Written request
Of all the lines in the material below, how many include the string "data"? Give the number only.

Source material
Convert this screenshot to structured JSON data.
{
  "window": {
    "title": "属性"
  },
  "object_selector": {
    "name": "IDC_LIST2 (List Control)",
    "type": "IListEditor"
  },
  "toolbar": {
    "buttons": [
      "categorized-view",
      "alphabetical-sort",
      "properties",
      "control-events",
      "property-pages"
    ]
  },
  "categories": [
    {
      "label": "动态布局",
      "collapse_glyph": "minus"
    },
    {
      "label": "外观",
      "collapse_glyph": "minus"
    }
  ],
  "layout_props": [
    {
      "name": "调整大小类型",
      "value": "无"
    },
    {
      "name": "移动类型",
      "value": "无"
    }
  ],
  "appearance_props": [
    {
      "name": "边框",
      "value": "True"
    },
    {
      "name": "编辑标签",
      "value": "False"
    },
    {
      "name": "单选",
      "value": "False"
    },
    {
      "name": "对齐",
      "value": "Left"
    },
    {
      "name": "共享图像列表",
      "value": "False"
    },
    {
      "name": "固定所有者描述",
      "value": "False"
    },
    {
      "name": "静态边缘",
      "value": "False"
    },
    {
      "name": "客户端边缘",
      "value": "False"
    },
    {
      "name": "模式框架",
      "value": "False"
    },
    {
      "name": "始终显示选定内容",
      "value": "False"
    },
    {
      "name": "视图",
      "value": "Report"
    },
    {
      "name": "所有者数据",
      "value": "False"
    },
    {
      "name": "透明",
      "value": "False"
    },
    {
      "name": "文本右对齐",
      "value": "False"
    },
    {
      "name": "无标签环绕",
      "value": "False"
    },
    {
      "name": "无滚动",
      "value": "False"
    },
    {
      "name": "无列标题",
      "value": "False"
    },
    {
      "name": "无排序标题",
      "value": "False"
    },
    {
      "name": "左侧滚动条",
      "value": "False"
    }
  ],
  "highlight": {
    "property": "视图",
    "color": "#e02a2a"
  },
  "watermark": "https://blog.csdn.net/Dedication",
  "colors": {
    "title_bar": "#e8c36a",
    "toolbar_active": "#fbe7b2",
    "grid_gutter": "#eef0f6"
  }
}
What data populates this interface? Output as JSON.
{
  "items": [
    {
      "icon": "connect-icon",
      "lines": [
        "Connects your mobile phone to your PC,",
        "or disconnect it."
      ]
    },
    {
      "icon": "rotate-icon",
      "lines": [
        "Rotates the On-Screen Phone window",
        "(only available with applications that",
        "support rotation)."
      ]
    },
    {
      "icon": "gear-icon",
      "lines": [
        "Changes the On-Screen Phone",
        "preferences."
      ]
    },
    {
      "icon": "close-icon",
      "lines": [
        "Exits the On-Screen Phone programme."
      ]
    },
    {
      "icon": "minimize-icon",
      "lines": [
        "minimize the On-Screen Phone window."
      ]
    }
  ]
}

Result of the task
2